Could you print every record below exactly as it appears?

-- Excerpted records start --

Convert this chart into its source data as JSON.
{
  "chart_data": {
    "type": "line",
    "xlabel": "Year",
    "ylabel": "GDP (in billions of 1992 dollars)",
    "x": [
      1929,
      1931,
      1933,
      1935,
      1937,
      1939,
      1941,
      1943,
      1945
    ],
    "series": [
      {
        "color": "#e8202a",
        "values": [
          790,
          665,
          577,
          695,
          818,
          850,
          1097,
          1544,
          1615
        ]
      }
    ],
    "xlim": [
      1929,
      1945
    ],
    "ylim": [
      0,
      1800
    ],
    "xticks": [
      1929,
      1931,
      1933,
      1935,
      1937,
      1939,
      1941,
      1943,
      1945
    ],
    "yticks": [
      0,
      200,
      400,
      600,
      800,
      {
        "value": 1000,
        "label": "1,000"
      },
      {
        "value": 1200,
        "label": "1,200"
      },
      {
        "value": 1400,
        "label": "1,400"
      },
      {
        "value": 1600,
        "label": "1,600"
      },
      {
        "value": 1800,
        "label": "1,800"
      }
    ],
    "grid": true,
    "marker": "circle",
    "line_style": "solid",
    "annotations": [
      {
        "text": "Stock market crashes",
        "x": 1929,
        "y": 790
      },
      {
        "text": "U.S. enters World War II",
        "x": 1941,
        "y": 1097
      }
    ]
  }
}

-- Excerpted records end --

**Result for this exercise**.
Convert this chart into its source data as JSON.
{
  "chart_data": {
    "type": "line",
    "xlabel": "Year",
    "ylabel": "GDP (in billions of 1992 dollars)",
    "x": [
      1929,
      1931,
      1933,
      1935,
      1937,
      1939,
      1941,
      1943,
      1945
    ],
    "series": [
      {
        "color": "#e8202a",
        "values": [
          790,
          665,
          577,
          695,
          818,
          850,
          1097,
          1544,
          1615
        ]
      }
    ],
    "xlim": [
      1929,
      1945
    ],
    "ylim": [
      0,
      1800
    ],
    "xticks": [
      1929,
      1931,
      1933,
      1935,
      1937,
      1939,
      1941,
      1943,
      1945
    ],
    "yticks": [
      0,
      200,
      400,
      600,
      800,
      {
        "value": 1000,
        "label": "1,000"
      },
      {
        "value": 1200,
        "label": "1,200"
      },
      {
        "value": 1400,
        "label": "1,400"
      },
      {
        "value": 1600,
        "label": "1,600"
      },
      {
        "value": 1800,
        "label": "1,800"
      }
    ],
    "grid": true,
    "marker": "circle",
    "line_style": "solid",
    "annotations": [
      {
        "text": "Stock market crashes",
        "x": 1929,
        "y": 790
      },
      {
        "text": "U.S. enters World War II",
        "x": 1941,
        "y": 1097
      }
    ]
  }
}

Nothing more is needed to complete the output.